Rows from a figure dataset
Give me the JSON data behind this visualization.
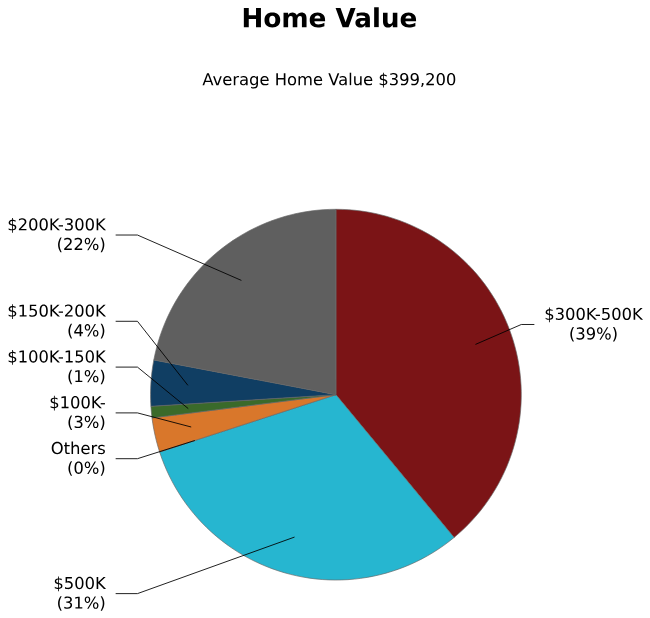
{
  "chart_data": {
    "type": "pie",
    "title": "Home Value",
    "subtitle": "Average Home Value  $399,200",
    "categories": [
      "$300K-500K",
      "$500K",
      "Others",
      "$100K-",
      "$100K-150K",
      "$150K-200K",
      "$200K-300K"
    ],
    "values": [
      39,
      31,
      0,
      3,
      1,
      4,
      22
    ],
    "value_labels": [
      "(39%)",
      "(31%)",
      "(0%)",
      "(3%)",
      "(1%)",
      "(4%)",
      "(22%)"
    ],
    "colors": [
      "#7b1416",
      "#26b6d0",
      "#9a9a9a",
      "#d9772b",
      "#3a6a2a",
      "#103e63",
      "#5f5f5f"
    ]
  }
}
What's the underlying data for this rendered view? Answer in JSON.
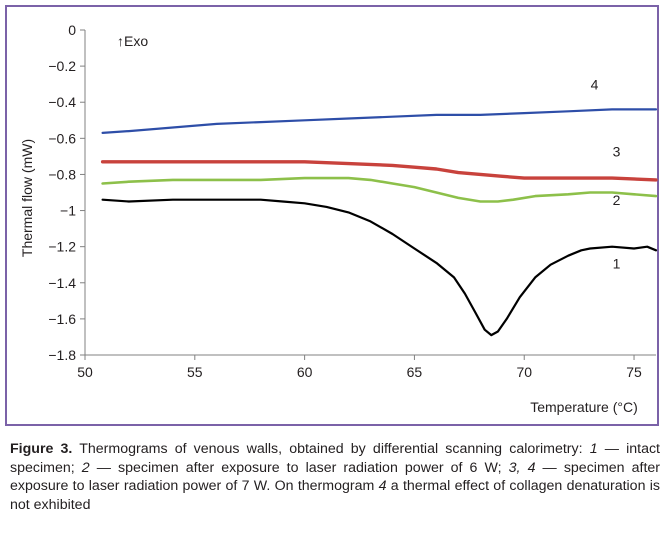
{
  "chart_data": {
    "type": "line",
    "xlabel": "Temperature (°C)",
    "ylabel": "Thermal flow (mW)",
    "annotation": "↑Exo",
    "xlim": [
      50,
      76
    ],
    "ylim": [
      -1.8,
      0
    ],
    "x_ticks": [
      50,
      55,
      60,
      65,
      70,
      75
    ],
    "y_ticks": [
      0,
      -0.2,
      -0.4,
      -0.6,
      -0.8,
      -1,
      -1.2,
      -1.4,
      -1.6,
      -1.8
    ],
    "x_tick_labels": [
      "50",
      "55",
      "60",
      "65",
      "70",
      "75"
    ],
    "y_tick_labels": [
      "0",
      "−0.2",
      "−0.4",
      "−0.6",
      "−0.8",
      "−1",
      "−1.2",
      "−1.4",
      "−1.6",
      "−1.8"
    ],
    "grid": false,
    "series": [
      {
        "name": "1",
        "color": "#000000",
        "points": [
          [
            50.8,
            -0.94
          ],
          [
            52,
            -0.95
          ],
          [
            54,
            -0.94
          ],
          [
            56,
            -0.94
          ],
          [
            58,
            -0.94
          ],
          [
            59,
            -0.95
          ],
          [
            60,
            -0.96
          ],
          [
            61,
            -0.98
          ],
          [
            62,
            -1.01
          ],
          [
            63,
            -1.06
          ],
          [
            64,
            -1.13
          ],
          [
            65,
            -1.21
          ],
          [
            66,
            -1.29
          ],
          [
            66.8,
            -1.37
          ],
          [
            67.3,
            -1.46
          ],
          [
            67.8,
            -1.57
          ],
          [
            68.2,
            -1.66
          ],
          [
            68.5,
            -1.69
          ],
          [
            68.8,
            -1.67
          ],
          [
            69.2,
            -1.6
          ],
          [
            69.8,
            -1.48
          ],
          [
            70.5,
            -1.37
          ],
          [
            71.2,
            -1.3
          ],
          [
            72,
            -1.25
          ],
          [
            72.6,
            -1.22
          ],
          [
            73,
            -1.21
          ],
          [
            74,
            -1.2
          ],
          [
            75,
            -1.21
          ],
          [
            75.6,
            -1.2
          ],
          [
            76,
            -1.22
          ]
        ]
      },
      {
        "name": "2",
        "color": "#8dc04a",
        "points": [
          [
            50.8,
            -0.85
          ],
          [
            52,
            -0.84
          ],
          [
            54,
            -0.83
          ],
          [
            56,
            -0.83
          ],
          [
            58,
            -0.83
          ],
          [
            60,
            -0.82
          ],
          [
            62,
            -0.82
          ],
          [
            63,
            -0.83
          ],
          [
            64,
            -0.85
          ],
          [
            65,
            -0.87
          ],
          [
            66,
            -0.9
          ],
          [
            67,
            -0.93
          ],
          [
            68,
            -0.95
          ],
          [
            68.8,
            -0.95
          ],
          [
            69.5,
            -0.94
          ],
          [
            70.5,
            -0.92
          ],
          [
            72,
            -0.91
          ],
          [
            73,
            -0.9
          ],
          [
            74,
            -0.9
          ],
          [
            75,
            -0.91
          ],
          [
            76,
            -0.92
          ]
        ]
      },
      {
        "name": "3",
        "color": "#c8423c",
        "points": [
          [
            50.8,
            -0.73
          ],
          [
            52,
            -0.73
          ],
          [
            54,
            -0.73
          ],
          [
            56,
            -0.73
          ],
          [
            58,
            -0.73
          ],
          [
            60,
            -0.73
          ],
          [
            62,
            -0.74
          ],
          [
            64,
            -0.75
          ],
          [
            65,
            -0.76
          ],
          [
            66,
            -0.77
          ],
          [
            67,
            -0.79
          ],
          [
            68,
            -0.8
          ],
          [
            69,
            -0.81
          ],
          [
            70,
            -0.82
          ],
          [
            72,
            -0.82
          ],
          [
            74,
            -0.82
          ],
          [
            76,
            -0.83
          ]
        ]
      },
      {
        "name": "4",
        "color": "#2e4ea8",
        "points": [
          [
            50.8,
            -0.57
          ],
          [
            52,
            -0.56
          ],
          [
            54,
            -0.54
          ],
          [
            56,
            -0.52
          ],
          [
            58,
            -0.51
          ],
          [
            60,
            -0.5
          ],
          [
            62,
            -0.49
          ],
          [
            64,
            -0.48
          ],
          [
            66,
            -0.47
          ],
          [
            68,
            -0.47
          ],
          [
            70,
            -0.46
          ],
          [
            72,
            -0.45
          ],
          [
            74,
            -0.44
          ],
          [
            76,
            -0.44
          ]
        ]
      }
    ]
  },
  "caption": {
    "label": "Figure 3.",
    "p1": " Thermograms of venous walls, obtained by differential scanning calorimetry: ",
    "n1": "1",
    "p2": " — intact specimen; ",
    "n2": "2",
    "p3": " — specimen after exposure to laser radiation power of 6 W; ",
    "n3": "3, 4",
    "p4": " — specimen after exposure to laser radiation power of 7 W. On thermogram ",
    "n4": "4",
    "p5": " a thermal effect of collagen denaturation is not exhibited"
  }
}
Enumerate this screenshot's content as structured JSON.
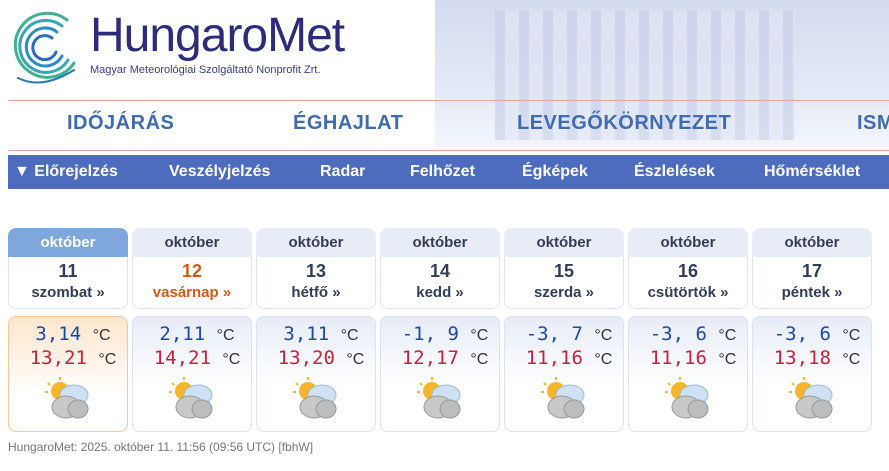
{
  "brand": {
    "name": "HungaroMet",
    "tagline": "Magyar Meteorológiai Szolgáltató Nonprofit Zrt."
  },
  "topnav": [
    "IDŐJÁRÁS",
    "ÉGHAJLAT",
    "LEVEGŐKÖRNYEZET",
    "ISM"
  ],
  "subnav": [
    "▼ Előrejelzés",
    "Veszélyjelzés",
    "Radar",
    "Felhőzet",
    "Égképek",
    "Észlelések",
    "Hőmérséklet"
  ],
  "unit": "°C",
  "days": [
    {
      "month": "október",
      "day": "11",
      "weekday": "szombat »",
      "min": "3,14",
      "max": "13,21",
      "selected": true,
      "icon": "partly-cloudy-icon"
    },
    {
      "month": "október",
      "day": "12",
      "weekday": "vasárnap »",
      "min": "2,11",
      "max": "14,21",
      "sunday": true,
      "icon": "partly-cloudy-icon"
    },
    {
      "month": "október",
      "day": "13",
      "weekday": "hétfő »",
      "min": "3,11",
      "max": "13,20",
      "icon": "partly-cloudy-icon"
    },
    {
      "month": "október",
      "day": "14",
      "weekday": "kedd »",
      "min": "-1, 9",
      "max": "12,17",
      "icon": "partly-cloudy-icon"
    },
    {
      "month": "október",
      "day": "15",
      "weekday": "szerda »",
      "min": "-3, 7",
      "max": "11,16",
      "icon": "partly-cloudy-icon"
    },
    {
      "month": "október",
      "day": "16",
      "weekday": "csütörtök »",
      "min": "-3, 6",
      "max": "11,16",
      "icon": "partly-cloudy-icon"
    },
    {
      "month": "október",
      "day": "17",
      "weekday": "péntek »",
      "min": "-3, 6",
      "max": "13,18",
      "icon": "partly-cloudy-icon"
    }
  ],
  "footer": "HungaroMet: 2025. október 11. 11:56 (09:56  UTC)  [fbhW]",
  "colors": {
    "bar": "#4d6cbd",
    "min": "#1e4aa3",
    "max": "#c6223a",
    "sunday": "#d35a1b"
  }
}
...
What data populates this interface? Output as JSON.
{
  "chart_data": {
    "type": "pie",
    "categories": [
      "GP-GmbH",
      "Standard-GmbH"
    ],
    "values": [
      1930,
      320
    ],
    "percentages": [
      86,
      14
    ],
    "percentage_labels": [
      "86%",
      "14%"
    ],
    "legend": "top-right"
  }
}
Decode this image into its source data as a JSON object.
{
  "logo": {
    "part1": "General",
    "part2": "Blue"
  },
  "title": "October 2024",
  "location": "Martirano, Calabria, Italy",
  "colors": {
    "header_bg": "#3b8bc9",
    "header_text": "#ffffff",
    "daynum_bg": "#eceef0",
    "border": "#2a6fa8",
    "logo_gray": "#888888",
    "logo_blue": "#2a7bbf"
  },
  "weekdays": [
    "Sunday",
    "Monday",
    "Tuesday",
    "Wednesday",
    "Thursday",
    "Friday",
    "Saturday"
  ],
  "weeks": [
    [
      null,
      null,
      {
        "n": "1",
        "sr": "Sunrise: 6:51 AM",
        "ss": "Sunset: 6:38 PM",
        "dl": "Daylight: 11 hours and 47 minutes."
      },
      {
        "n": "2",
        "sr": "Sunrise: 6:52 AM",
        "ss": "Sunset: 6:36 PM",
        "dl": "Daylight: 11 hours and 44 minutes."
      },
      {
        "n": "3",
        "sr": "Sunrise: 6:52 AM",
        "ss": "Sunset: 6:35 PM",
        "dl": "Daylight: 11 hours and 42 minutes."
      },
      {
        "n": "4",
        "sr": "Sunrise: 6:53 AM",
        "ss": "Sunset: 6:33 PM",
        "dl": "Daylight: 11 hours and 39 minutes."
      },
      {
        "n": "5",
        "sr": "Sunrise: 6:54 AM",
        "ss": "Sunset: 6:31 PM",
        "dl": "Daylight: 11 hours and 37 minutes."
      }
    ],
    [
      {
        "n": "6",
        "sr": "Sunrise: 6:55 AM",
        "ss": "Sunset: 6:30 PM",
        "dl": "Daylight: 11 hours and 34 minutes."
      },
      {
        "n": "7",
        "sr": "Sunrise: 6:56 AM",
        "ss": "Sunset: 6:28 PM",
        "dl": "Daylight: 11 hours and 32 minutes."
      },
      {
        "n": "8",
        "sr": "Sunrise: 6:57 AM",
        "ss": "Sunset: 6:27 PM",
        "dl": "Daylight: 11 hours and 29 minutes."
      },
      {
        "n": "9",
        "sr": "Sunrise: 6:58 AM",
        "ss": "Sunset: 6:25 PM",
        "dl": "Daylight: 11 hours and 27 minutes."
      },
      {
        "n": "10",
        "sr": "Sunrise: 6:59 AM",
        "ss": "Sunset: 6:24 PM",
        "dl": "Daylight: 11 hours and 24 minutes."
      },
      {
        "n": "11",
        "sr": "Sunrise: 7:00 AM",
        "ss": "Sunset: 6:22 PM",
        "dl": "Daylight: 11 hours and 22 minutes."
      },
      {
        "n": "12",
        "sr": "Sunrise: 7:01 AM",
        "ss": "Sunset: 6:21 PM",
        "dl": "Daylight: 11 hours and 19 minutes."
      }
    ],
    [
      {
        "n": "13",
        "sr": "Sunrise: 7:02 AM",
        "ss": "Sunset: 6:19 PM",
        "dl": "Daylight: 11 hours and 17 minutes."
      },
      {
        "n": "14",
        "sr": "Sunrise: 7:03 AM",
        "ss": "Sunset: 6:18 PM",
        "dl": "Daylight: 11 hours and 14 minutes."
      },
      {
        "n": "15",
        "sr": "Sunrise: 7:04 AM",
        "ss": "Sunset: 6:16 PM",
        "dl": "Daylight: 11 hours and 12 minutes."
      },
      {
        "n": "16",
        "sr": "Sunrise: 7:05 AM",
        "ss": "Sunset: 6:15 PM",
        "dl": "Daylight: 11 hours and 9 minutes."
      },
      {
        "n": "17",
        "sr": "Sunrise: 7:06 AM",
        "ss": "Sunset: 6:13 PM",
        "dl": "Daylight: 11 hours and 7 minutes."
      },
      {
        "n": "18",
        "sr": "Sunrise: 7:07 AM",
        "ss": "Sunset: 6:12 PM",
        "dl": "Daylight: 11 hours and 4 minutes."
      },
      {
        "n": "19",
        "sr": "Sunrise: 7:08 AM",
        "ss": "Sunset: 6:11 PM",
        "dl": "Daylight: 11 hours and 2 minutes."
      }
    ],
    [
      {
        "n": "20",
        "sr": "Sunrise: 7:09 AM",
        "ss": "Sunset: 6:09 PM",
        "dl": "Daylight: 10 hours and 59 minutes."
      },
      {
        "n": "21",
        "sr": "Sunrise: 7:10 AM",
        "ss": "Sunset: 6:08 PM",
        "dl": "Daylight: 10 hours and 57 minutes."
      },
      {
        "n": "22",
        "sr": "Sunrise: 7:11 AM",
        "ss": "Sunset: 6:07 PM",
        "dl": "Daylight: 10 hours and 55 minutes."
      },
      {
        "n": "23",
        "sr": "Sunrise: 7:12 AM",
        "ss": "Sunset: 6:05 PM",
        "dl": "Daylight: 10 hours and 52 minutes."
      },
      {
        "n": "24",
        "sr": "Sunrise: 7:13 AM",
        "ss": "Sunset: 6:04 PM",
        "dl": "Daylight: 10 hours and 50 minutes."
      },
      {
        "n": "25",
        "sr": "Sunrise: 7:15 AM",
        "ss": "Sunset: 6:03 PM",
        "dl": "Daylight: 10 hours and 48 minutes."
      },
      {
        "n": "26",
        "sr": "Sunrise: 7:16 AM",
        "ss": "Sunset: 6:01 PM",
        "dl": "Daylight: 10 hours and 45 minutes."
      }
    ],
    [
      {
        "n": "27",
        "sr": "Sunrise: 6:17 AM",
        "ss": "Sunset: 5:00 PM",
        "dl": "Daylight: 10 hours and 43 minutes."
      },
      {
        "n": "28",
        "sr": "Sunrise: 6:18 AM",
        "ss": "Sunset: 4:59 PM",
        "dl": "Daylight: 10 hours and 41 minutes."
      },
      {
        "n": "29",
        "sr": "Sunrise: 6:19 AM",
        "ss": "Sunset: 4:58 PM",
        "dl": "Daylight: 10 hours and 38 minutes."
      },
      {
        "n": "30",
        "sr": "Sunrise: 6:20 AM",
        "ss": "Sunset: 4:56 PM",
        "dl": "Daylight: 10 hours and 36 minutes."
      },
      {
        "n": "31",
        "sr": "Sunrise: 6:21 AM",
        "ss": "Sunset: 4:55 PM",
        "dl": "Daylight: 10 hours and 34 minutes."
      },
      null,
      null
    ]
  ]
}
---
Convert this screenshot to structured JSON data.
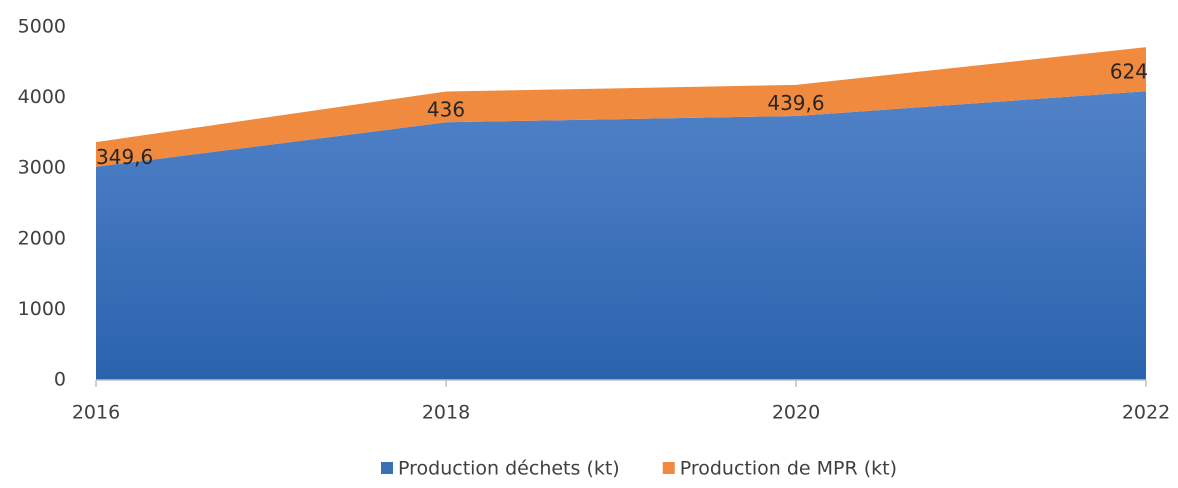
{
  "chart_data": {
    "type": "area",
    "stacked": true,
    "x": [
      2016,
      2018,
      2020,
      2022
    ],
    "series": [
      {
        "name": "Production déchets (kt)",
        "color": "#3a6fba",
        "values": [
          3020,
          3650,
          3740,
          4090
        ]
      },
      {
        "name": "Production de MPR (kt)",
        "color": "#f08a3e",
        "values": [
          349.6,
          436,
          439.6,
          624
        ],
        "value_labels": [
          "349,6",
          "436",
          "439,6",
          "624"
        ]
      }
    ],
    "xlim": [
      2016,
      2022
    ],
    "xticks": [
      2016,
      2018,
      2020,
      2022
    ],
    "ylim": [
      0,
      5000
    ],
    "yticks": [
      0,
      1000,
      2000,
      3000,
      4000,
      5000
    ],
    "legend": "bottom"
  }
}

- WHAT YOU WILL DO: Select and copy every line of the material that holds the string "name".

- ANSWER TO THIS PROBLEM:
        "name": "1",
        "name": "2",
        "name": "3",
        "name": "4",
    "name": "HungaroMet",
        "name": "Production déchets (kt)",
        "name": "Production de MPR (kt)",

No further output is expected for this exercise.